◆ WRITTEN INSTRUCTION: Starting from the line containing "Type out the text in this image.", write out every remaining line exactly, the last one included.

========================

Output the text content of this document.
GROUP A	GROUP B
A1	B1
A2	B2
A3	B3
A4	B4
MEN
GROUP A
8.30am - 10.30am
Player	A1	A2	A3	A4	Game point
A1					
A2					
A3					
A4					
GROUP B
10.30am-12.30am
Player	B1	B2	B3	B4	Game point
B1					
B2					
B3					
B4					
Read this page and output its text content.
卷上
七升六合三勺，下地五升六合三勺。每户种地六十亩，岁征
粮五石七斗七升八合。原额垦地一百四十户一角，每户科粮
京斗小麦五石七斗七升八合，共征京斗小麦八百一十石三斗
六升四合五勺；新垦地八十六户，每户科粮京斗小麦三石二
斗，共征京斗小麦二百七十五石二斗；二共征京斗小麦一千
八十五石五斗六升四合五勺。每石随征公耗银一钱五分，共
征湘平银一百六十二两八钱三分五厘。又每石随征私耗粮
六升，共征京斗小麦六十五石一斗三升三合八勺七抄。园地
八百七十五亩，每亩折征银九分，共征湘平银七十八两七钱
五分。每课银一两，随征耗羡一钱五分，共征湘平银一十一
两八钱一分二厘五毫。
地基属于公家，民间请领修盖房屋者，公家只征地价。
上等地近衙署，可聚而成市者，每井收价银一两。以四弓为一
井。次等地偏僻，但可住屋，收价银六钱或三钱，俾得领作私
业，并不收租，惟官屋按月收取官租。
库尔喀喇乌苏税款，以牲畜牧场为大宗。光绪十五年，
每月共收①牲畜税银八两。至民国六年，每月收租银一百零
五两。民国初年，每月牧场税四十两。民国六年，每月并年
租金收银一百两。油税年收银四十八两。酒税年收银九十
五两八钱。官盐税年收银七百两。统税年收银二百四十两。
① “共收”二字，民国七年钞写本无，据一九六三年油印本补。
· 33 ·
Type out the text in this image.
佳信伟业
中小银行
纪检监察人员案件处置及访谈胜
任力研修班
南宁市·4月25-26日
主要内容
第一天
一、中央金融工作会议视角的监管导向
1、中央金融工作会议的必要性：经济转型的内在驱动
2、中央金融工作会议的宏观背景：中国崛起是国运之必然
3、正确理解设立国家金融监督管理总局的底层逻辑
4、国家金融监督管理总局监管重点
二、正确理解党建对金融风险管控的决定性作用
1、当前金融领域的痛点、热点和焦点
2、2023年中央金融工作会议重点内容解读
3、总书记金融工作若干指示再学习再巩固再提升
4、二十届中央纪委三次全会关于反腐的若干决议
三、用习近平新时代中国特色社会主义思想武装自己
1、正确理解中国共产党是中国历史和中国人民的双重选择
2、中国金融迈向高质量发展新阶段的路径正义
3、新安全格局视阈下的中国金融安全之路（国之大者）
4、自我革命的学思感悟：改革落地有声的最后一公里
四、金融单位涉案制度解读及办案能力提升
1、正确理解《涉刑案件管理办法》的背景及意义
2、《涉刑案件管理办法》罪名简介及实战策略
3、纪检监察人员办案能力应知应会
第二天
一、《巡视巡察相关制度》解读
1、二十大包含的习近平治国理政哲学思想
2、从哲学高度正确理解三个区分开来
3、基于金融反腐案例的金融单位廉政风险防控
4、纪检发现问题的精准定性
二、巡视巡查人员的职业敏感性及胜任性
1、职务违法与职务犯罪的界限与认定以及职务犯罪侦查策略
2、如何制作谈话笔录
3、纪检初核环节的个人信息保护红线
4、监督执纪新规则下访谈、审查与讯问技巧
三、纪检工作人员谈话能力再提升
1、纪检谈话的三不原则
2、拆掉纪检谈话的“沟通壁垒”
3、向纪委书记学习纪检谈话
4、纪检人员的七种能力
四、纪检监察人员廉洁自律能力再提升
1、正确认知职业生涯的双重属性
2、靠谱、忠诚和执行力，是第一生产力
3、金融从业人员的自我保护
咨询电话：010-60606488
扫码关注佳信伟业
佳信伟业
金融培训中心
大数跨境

========================

◆ ANSWER:
Type out the text in this image.
佳信伟业
中小银行
纪检监察人员案件处置及访谈胜
任力研修班
南宁市·4月25-26日
主要内容
第一天
一、中央金融工作会议视角的监管导向
1、中央金融工作会议的必要性：经济转型的内在驱动
2、中央金融工作会议的宏观背景：中国崛起是国运之必然
3、正确理解设立国家金融监督管理总局的底层逻辑
4、国家金融监督管理总局监管重点
二、正确理解党建对金融风险管控的决定性作用
1、当前金融领域的痛点、热点和焦点
2、2023年中央金融工作会议重点内容解读
3、总书记金融工作若干指示再学习再巩固再提升
4、二十届中央纪委三次全会关于反腐的若干决议
三、用习近平新时代中国特色社会主义思想武装自己
1、正确理解中国共产党是中国历史和中国人民的双重选择
2、中国金融迈向高质量发展新阶段的路径正义
3、新安全格局视阈下的中国金融安全之路（国之大者）
4、自我革命的学思感悟：改革落地有声的最后一公里
四、金融单位涉案制度解读及办案能力提升
1、正确理解《涉刑案件管理办法》的背景及意义
2、《涉刑案件管理办法》罪名简介及实战策略
3、纪检监察人员办案能力应知应会
第二天
一、《巡视巡察相关制度》解读
1、二十大包含的习近平治国理政哲学思想
2、从哲学高度正确理解三个区分开来
3、基于金融反腐案例的金融单位廉政风险防控
4、纪检发现问题的精准定性
二、巡视巡查人员的职业敏感性及胜任性
1、职务违法与职务犯罪的界限与认定以及职务犯罪侦查策略
2、如何制作谈话笔录
3、纪检初核环节的个人信息保护红线
4、监督执纪新规则下访谈、审查与讯问技巧
三、纪检工作人员谈话能力再提升
1、纪检谈话的三不原则
2、拆掉纪检谈话的“沟通壁垒”
3、向纪委书记学习纪检谈话
4、纪检人员的七种能力
四、纪检监察人员廉洁自律能力再提升
1、正确认知职业生涯的双重属性
2、靠谱、忠诚和执行力，是第一生产力
3、金融从业人员的自我保护
咨询电话：010-60606488
扫码关注佳信伟业
佳信伟业
金融培训中心
大数跨境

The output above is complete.